| PROBLEM STATEMENT |
Gather every line in the records below that contains the word "text".

| MATERIAL |
-- BEGIN --

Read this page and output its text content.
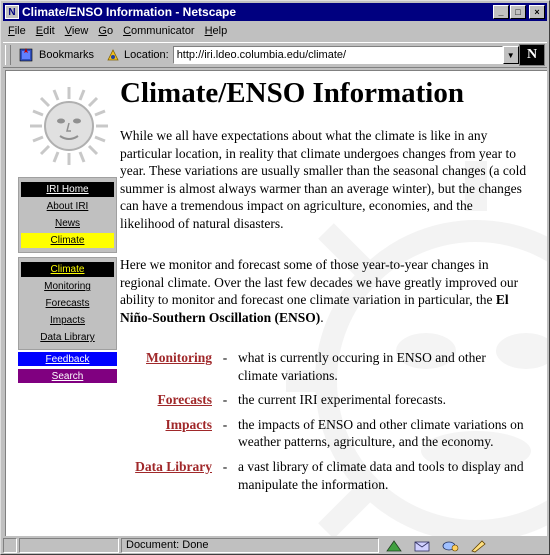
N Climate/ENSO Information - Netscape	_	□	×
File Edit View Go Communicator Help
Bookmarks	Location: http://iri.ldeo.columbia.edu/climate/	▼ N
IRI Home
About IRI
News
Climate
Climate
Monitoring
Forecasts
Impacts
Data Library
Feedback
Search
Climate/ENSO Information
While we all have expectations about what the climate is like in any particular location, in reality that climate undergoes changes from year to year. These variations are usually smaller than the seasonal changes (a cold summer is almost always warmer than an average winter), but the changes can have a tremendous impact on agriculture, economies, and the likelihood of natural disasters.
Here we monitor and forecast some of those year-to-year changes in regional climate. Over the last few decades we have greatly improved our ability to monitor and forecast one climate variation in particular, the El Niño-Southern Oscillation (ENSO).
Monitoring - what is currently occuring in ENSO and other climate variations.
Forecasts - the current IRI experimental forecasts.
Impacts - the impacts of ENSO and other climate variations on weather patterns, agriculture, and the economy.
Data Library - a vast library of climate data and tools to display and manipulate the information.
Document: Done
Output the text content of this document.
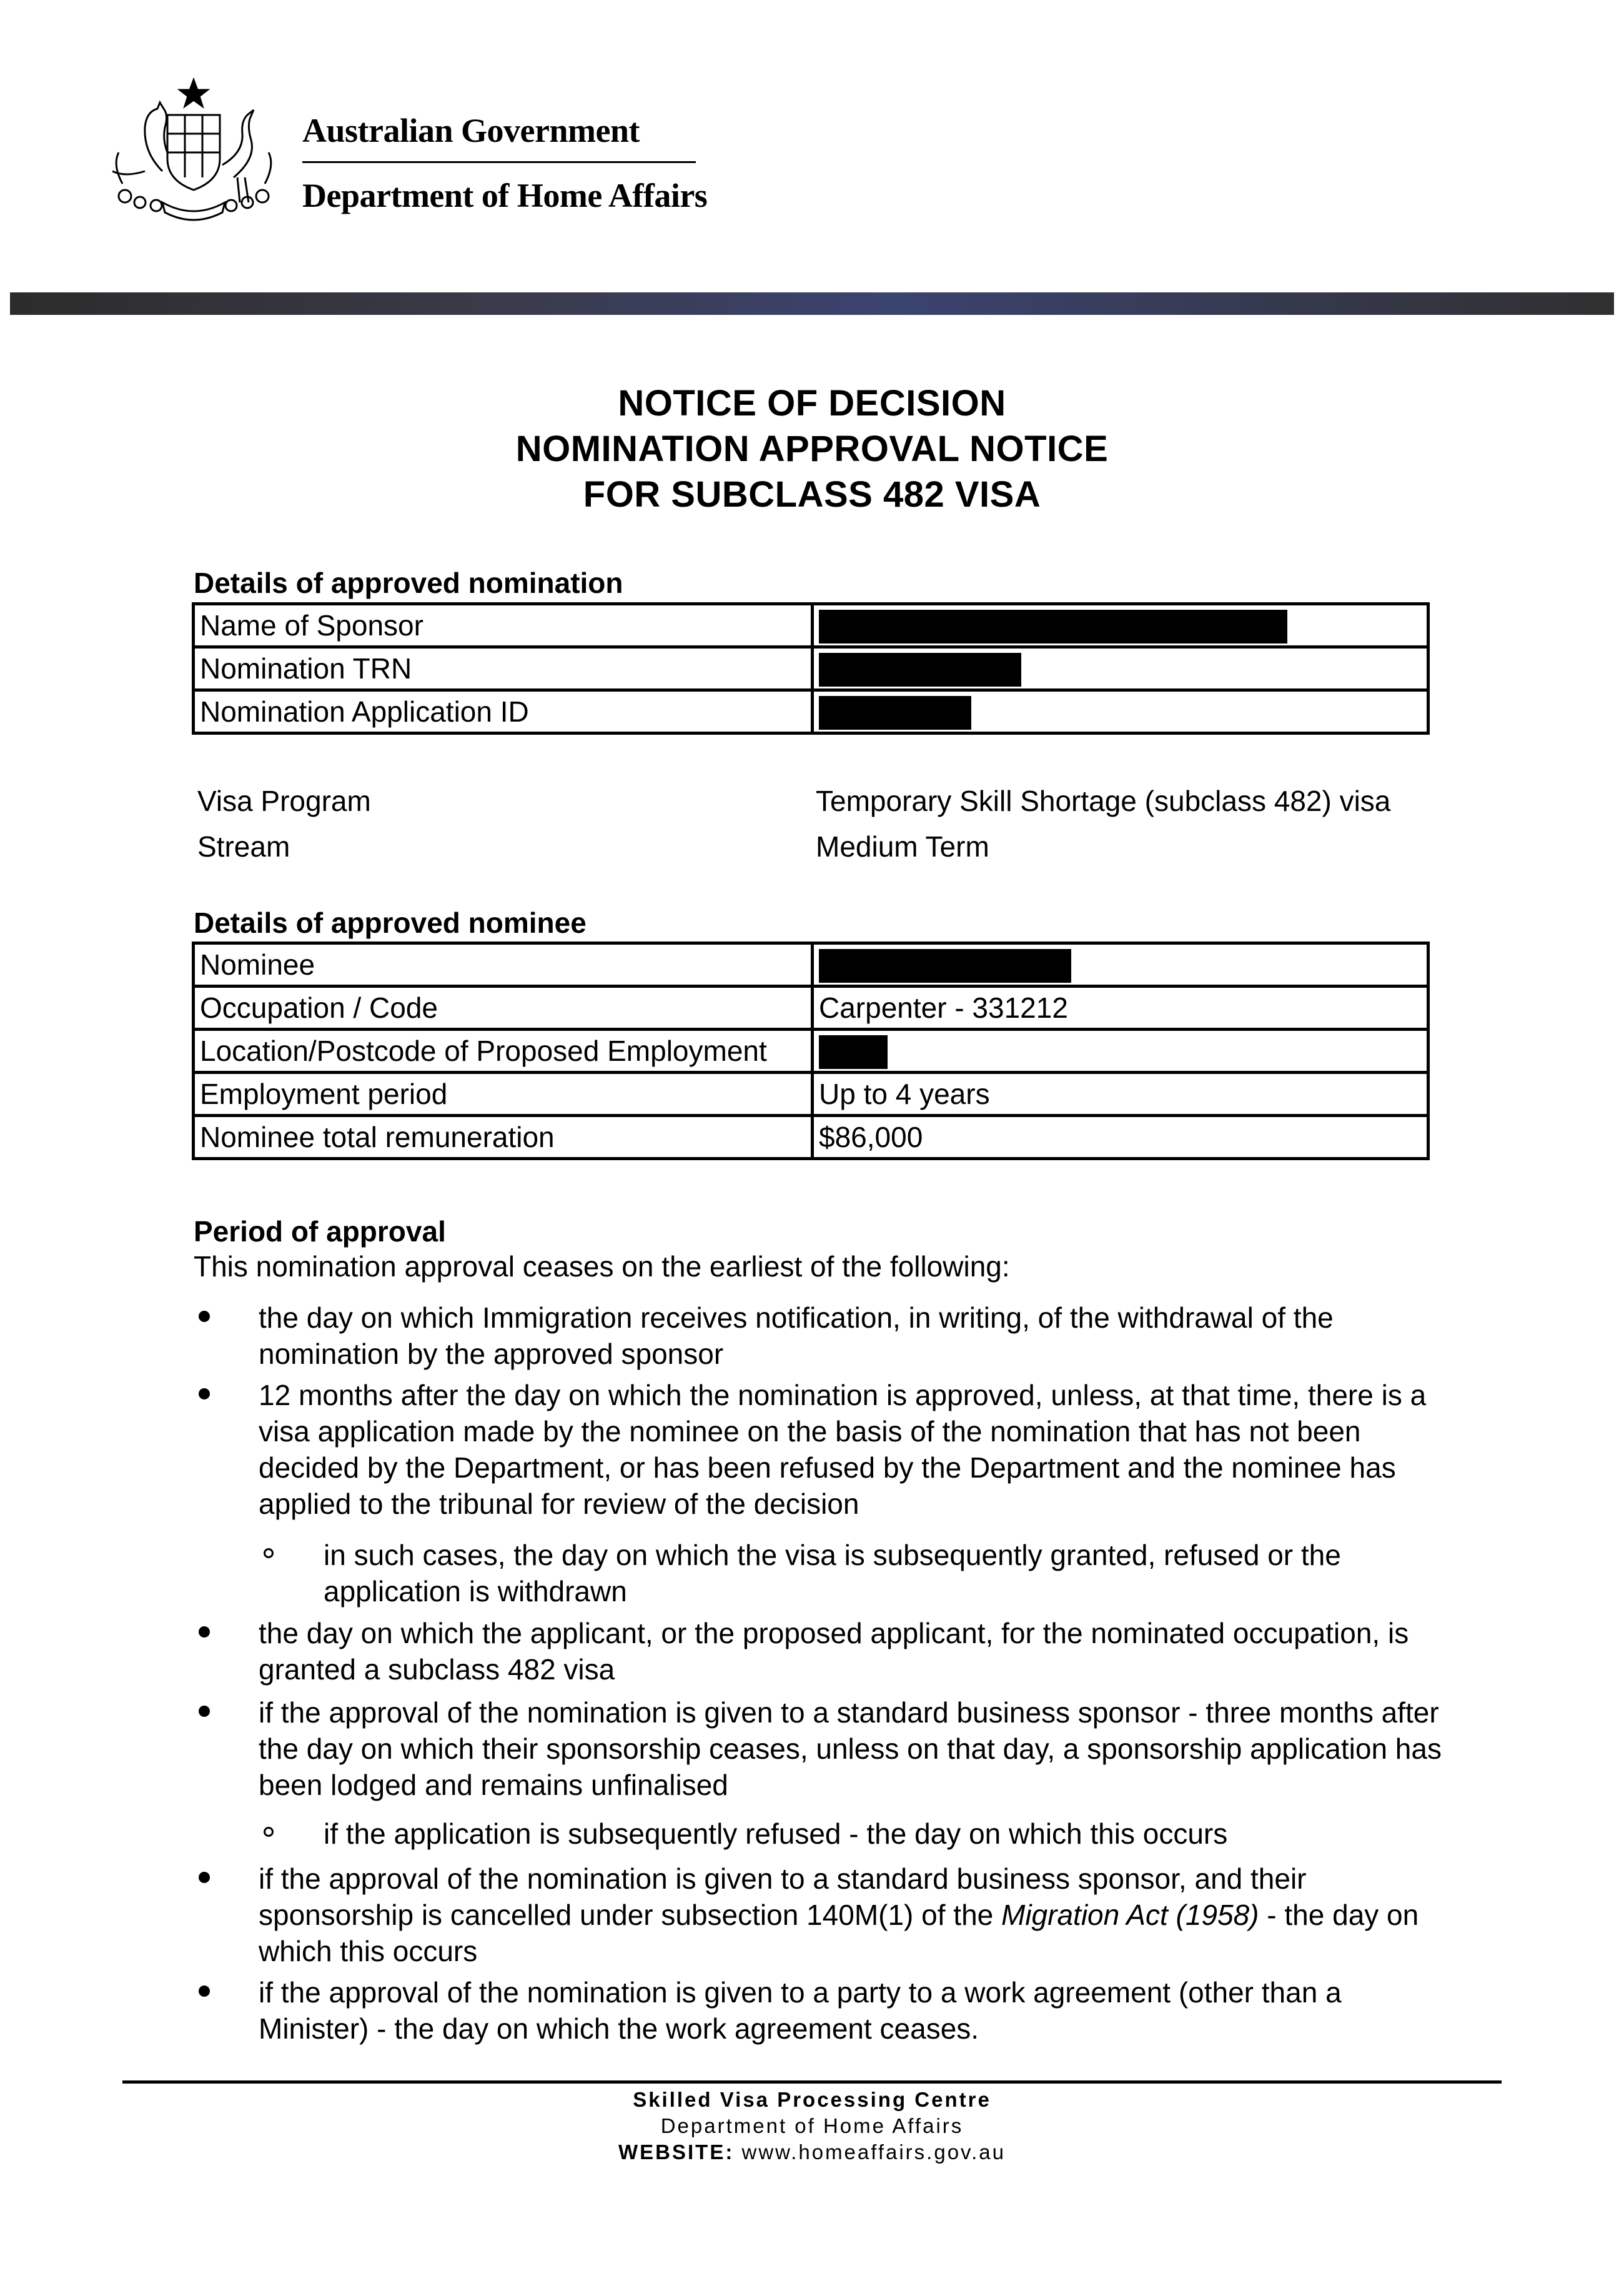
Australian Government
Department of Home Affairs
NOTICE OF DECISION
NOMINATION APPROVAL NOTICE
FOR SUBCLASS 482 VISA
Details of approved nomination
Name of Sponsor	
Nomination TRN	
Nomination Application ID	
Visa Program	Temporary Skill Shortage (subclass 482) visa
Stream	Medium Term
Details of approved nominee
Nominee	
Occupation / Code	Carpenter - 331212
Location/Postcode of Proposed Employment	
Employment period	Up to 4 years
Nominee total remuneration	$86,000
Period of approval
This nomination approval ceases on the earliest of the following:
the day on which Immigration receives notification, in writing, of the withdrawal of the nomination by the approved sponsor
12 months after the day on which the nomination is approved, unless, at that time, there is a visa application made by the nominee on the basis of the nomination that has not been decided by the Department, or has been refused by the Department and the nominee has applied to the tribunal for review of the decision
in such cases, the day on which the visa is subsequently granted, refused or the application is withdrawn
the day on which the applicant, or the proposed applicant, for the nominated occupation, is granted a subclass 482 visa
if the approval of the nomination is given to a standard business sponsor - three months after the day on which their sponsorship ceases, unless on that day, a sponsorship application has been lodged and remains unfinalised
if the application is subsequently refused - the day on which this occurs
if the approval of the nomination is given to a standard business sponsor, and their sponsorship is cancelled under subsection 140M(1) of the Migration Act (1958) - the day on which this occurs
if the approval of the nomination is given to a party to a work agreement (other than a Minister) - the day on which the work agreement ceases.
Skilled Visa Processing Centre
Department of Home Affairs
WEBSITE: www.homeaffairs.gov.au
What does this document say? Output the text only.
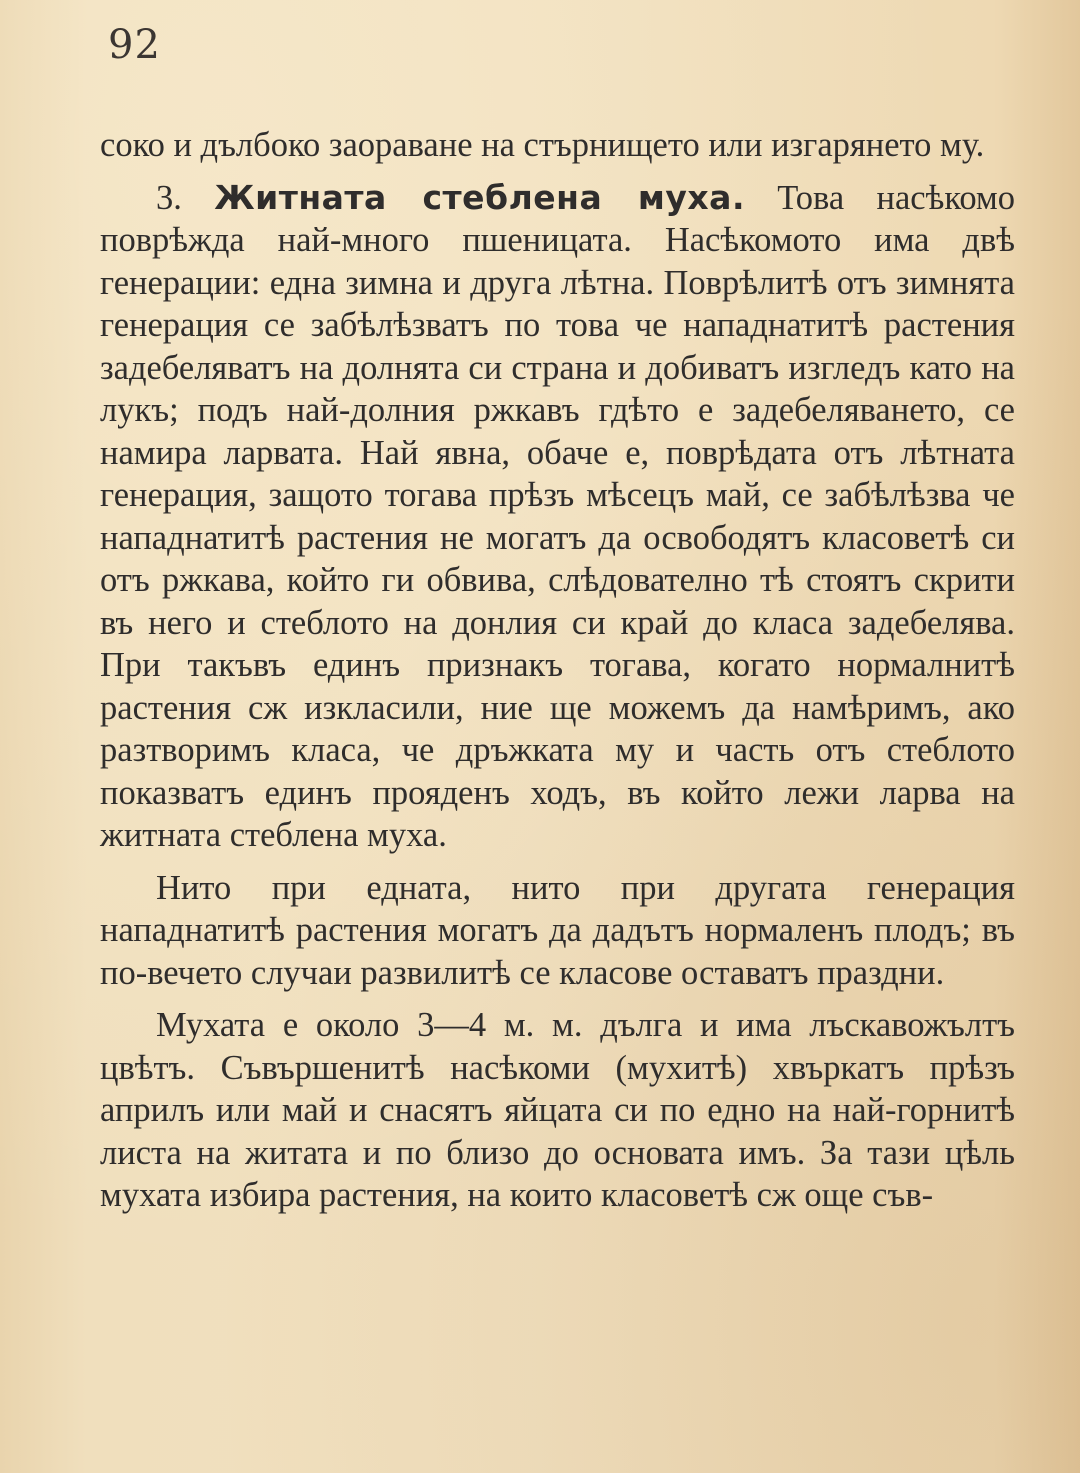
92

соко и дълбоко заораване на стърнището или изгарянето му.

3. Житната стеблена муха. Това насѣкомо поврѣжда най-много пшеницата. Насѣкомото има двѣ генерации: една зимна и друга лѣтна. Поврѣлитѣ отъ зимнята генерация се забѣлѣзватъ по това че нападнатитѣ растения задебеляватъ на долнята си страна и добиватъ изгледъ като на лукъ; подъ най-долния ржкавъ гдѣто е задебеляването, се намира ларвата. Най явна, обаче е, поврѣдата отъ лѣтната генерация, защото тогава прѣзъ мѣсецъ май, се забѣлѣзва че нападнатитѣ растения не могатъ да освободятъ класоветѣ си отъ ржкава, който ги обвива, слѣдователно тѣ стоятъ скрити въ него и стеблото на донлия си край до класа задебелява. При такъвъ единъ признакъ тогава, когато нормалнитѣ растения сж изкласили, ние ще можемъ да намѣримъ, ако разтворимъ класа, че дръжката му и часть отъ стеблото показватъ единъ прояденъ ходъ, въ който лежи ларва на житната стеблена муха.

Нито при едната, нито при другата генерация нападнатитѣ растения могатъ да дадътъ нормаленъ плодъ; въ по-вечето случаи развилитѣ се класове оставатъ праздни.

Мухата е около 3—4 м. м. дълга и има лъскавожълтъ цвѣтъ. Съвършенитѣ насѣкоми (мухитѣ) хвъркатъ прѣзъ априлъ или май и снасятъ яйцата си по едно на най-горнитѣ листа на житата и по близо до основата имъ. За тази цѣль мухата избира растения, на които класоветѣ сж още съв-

-- END --

| OUTPUT OF THE TASK |
Read this page and output its text content.
Output the text content of this document.
What does this document say? Output the text only.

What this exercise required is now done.